Copy all of the records below verbatim.

╭──

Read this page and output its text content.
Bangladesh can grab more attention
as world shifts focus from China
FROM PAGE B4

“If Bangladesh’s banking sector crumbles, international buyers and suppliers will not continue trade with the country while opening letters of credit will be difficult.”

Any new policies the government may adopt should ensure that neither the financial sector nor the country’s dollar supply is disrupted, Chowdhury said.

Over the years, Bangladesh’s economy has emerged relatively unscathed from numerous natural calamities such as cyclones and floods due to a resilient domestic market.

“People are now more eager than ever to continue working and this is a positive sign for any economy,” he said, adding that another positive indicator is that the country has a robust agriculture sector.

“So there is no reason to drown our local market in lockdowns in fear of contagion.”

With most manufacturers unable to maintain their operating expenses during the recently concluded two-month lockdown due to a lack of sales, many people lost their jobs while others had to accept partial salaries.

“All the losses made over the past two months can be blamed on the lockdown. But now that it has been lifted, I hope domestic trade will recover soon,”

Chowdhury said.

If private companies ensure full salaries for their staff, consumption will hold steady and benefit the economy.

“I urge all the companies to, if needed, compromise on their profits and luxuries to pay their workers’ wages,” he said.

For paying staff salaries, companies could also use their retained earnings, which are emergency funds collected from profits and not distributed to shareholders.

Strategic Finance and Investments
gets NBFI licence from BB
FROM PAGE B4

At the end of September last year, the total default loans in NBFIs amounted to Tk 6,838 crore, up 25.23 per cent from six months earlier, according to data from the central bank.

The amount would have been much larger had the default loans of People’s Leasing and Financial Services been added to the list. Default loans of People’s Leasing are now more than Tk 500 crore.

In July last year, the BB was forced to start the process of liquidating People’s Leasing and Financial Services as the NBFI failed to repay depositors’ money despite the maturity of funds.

╰──

== Response ==
Read this page and output its text content.
Bangladesh can grab more attention
as world shifts focus from China
FROM PAGE B4

“If Bangladesh’s banking sector crumbles, international buyers and suppliers will not continue trade with the country while opening letters of credit will be difficult.”

Any new policies the government may adopt should ensure that neither the financial sector nor the country’s dollar supply is disrupted, Chowdhury said.

Over the years, Bangladesh’s economy has emerged relatively unscathed from numerous natural calamities such as cyclones and floods due to a resilient domestic market.

“People are now more eager than ever to continue working and this is a positive sign for any economy,” he said, adding that another positive indicator is that the country has a robust agriculture sector.

“So there is no reason to drown our local market in lockdowns in fear of contagion.”

With most manufacturers unable to maintain their operating expenses during the recently concluded two-month lockdown due to a lack of sales, many people lost their jobs while others had to accept partial salaries.

“All the losses made over the past two months can be blamed on the lockdown. But now that it has been lifted, I hope domestic trade will recover soon,”

Chowdhury said.

If private companies ensure full salaries for their staff, consumption will hold steady and benefit the economy.

“I urge all the companies to, if needed, compromise on their profits and luxuries to pay their workers’ wages,” he said.

For paying staff salaries, companies could also use their retained earnings, which are emergency funds collected from profits and not distributed to shareholders.

Strategic Finance and Investments
gets NBFI licence from BB
FROM PAGE B4

At the end of September last year, the total default loans in NBFIs amounted to Tk 6,838 crore, up 25.23 per cent from six months earlier, according to data from the central bank.

The amount would have been much larger had the default loans of People’s Leasing and Financial Services been added to the list. Default loans of People’s Leasing are now more than Tk 500 crore.

In July last year, the BB was forced to start the process of liquidating People’s Leasing and Financial Services as the NBFI failed to repay depositors’ money despite the maturity of funds.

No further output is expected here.